◆ Dataset records:

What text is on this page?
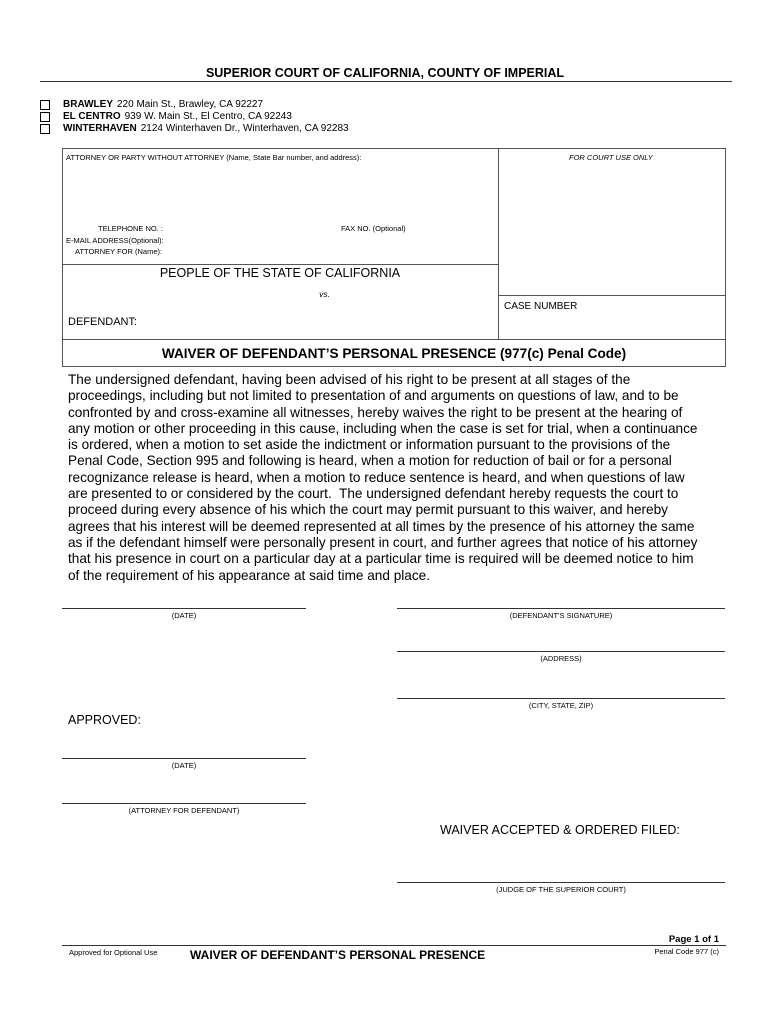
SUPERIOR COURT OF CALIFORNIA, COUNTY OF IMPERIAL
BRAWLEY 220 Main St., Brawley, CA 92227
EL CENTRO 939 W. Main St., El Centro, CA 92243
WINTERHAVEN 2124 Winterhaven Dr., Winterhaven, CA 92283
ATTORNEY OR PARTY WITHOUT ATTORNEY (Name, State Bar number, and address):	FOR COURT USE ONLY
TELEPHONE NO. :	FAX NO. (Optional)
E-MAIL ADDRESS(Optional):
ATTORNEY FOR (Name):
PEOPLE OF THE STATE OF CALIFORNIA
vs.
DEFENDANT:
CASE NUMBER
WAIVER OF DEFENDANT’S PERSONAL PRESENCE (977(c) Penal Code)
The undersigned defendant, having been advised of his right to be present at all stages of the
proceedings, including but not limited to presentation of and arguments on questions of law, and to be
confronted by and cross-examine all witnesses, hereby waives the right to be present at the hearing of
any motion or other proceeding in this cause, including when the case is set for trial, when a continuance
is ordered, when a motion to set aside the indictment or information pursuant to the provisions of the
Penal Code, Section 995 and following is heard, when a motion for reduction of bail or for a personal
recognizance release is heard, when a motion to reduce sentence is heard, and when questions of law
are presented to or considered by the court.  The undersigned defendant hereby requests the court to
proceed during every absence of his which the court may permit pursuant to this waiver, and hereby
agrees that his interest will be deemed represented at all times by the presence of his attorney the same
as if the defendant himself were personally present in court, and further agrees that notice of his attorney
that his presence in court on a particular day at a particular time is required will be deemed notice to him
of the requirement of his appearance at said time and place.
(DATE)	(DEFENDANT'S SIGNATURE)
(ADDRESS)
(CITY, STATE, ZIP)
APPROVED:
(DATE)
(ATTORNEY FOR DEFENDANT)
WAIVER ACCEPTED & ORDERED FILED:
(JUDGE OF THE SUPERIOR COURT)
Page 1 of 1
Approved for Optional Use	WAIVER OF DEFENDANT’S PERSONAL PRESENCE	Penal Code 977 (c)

◆ Task details: Return all lines of the material above in which the word "SUPERIOR" occurs.

◆ Correct response:
SUPERIOR COURT OF CALIFORNIA, COUNTY OF IMPERIAL
(JUDGE OF THE SUPERIOR COURT)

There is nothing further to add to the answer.